Aufgabenstellung -> Greifen Sie den Bericht über den Grünen-Parteitag in Erfurt nach seinem letzten Satz auf und schreiben Sie ihn weiter.

Vorgegebener Text ->
################
Auf ihrem Parteitag in Erfurt bestimmt die Ökopartei die Ex-Minister Renate Künast und Jürgen Trittin zu ihren Spitzenkandidaten. Inhaltlich wird unter anderem die Abkehr vom strikten Nein gegen Militäreinsätze beschlossen.

Von Hans Monath

Den ersten Bundestagswahlkampf nach dem Rückzug von Joschka Fischer bestreiten die Grünen mit Renate Künast und Jürgen Trittin als Spitzenkandidaten. Auf dem Parteitag in Erfurt stimmten am Sonntag 92 Prozent der Delegierten für das Tandem, das ohne Gegenkandidaten angetreten war. Es war das erste Mal, dass ein Grünen-Parteitag über diese Funktion abstimmte. Die Entscheidung für die Vorkämpfer des Wahlkampfs 2009 geriet nicht zur Konkurrenz der beiden Grünen-Politiker, da der Parteitag über beide Kandidaten in einem Wahlgang abstimmte.
################
Auszüge aus Daten ->
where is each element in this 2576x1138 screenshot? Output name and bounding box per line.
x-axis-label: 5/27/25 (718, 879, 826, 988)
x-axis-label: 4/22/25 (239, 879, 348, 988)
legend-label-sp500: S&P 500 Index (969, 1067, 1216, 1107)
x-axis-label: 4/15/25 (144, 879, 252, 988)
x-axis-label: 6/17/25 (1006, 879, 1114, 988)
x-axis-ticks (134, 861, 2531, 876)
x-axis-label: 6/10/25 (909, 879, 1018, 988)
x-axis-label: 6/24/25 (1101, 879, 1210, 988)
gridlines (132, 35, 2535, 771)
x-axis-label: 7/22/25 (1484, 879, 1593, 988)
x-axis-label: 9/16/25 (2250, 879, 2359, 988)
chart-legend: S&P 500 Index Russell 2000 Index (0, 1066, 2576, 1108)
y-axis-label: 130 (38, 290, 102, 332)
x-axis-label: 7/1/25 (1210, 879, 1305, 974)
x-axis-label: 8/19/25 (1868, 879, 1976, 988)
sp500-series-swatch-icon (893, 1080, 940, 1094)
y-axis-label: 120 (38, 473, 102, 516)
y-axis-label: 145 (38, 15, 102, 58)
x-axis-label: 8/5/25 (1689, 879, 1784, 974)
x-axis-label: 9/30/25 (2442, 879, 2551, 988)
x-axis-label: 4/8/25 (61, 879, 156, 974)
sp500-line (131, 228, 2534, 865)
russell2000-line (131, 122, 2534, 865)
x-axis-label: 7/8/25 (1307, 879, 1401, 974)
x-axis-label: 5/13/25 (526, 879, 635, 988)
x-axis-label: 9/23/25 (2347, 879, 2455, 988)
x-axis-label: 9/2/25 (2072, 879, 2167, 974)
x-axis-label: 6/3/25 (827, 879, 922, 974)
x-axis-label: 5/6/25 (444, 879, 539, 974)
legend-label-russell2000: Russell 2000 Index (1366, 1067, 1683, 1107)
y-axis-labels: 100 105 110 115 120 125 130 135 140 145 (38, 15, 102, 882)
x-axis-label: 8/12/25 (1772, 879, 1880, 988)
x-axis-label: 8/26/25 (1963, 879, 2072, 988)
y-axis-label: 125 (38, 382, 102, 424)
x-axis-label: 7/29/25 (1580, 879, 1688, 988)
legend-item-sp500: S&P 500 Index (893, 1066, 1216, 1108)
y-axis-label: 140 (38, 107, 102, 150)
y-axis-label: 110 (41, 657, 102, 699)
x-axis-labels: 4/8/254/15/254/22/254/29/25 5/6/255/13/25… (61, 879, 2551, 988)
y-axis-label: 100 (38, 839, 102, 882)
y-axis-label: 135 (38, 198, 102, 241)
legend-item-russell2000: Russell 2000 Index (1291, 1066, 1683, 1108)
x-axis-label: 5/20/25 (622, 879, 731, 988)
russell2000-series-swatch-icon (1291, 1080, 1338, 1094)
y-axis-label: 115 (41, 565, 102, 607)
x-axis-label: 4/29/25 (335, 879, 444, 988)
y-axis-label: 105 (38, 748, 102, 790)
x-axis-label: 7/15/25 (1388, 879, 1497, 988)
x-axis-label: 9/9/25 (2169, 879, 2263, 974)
################
Ergebnis der Übung ->
Künast ist eine von zwei Vorsitzenden der Bundestagsfraktion der Grünen, Trittin einer ihrer Stellvertreter. Beide Kandidaten waren Bundesminister in der Regierung Fischer/Schröder. Künast leitete das Ende 2000 neu geschaffene Verbraucherministerium, Trittin war im Umweltministerium führend an den Verhandlungen um den Atomausstieg beteiligt. Während der Niedersachse Trittin als eine wichtige Führungsfigur der Parteilinken agiert, wird die Berlinerin Künast dem realpolitischen Flügel zugerechnet. Den Anspruch, die Partei im Sinne dieses Flügels programmatisch weiterzuentwickeln, erhebt sie aber nicht.

Beide Kandidaten forderten ihre Partei zu mehr Selbstbewusstsein auf und gingen mit der Politik der großen Koalition hart ins Gericht. „Das ist eine Regierung der Banker und nicht der Menschen“, rief Künast in ihrer Bewerbungsrede. Darin sprach sie sich für einen radikalen Umbau der Industriegesellschaft aus. Auch die Finanzmarktkrise sei nur lösbar, wenn die Strukturen der Wirtschaft im Sinne einer ökologischen Wende verändert würden, meinte die Chefin der Grünen-Bundestagsfraktion. „Unsere Themen für 2009 werden sein: Klimagerechtigkeit und Freiheit“, kündigte die Berliner Politikerin an. Dazu gehöre sowohl der Kampf um mehr soziale Gerechtigkeit, um eine umweltfreundliche Energiepolitik, um den Schutz bürgerlicher Freiheiten als auch um die Rechte von Minderheiten.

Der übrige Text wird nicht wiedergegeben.